### Objective
From the entries below, copy every line where the string "применения" appears.

### Records provided
┄┄┄┄┄┄┄┄┄┄

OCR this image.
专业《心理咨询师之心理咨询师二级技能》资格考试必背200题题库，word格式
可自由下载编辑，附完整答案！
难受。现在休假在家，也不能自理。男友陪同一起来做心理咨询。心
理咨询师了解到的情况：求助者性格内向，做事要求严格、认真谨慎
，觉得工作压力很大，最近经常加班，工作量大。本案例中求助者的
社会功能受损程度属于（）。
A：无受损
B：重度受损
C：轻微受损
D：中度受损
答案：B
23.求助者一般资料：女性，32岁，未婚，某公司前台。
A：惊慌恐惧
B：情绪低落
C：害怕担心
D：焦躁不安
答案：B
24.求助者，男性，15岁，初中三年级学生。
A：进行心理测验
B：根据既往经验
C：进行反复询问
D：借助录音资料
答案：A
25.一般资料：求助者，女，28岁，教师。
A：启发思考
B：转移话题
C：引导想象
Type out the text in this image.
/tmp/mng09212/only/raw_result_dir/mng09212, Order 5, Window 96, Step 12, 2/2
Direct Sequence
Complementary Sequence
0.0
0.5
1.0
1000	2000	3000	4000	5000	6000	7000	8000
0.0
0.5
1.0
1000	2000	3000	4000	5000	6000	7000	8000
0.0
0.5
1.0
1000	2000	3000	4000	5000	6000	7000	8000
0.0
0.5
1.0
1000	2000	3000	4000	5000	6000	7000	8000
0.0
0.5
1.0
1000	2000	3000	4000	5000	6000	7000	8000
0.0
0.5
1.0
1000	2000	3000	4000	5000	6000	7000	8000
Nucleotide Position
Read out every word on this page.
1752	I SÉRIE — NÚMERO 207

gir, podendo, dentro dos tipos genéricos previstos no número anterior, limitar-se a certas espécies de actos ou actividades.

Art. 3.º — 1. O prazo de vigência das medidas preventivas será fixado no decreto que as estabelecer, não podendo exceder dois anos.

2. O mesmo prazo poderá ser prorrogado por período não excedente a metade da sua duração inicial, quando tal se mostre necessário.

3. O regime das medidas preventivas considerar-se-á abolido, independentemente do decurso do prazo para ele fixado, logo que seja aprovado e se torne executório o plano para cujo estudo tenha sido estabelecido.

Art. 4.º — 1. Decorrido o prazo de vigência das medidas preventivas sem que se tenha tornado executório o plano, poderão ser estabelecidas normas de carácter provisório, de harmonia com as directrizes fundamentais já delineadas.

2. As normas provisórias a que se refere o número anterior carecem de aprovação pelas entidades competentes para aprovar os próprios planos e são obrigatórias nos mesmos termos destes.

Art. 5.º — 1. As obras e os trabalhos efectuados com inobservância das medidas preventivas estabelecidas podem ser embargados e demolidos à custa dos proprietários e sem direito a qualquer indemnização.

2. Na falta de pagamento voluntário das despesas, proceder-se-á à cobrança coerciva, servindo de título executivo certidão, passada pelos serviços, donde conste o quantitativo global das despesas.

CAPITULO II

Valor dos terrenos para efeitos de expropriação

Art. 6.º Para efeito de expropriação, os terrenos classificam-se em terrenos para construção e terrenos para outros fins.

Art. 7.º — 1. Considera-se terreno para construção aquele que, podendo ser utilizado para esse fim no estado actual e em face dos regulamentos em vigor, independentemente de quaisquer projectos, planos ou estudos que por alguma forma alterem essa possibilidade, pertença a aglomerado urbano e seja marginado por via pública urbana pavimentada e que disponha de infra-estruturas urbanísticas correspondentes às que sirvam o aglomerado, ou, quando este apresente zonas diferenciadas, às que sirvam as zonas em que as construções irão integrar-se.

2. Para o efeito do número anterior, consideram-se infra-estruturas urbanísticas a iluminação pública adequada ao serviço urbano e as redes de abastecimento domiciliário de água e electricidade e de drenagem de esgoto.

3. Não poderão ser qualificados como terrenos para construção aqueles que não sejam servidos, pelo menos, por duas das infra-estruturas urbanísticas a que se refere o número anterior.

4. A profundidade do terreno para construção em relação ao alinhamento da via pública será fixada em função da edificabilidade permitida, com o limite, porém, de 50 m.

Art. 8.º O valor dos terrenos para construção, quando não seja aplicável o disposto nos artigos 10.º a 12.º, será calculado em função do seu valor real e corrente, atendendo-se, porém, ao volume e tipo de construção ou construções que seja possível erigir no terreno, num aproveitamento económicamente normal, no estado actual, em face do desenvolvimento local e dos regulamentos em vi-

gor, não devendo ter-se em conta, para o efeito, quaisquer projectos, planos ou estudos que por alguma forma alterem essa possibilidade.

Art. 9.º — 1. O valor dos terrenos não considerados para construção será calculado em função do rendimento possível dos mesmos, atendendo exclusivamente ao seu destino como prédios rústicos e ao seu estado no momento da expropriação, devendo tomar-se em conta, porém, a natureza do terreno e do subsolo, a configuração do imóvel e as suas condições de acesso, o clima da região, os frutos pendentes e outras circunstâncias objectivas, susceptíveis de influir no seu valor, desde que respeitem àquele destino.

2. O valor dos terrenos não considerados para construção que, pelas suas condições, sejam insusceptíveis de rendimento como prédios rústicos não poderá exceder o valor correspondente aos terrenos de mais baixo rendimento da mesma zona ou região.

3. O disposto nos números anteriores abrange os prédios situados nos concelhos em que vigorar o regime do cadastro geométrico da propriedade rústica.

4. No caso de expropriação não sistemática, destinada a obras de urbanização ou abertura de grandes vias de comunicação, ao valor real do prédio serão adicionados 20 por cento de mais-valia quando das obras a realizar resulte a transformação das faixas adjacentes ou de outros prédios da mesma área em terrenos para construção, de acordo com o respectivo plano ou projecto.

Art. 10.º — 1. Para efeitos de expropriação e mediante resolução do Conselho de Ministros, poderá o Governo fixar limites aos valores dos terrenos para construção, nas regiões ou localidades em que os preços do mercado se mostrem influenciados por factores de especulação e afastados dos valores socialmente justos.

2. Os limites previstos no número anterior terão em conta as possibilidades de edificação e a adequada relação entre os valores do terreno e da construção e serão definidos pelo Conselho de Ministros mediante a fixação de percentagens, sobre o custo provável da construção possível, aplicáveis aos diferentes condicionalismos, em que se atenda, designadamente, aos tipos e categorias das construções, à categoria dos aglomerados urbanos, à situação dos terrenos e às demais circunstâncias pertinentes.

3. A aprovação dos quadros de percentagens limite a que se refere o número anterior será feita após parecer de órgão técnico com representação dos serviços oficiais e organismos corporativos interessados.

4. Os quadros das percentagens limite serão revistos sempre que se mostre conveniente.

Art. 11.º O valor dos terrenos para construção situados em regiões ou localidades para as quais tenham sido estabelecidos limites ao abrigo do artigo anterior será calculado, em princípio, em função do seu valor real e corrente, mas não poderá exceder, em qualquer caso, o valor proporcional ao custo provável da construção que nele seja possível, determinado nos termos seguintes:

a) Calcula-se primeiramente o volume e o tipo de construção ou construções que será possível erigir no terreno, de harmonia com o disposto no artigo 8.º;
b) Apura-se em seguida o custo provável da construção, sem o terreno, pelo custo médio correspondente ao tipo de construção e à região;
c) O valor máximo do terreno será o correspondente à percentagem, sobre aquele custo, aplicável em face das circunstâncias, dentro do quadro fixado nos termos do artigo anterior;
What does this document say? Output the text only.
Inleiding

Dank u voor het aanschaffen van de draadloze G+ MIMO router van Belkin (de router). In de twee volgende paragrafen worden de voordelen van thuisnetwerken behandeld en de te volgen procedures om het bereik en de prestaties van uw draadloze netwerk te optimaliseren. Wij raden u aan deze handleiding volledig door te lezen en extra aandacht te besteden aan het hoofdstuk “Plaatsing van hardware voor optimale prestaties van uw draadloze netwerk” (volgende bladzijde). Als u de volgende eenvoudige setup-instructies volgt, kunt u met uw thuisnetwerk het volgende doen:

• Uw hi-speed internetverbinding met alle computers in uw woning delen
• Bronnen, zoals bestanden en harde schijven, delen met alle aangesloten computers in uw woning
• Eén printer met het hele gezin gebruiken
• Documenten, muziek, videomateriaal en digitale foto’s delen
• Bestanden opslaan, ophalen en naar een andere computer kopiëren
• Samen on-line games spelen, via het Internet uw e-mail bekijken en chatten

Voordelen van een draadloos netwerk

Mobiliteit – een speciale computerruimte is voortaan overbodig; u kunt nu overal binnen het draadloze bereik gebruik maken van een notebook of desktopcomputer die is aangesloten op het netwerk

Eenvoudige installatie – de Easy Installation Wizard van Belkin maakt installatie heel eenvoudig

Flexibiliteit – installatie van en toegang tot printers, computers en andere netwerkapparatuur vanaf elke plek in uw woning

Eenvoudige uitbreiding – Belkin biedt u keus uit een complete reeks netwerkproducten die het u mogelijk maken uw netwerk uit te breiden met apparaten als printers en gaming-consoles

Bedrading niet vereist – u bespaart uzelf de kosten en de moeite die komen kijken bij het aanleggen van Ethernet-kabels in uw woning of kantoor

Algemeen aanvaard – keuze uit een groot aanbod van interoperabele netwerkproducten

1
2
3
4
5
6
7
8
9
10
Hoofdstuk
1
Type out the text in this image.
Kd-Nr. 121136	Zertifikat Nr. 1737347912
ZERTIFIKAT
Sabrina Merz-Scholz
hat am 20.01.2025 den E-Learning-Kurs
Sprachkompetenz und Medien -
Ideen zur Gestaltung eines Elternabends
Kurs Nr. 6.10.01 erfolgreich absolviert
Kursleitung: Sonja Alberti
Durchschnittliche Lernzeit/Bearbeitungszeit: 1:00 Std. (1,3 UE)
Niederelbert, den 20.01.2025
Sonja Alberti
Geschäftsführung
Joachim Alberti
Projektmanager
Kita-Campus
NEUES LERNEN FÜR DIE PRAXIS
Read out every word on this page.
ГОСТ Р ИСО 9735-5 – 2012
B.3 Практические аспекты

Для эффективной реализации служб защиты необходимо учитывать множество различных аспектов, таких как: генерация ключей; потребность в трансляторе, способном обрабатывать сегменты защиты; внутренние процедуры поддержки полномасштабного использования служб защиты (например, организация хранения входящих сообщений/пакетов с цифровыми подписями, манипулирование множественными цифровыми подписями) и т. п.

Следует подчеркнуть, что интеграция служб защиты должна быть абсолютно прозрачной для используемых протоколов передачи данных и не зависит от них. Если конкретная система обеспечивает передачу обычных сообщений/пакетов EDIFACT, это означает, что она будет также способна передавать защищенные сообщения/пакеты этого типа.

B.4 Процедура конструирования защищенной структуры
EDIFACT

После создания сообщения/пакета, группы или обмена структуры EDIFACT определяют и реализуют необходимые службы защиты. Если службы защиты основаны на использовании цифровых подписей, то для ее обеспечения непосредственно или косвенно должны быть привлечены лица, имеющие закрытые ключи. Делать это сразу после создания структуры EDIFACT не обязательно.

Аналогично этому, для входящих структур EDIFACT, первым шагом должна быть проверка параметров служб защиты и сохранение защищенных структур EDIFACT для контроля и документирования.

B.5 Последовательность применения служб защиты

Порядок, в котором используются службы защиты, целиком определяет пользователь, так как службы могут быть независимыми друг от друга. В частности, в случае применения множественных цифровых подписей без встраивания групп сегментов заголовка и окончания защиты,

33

┄┄┄┄┄┄┄┄┄┄

### Task solution
B.5 Последовательность применения служб защиты
Порядок, в котором используются службы защиты, целиком определяет пользователь, так как службы могут быть независимыми друг от друга. В частности, в случае применения множественных цифровых подписей без встраивания групп сегментов заголовка и окончания защиты,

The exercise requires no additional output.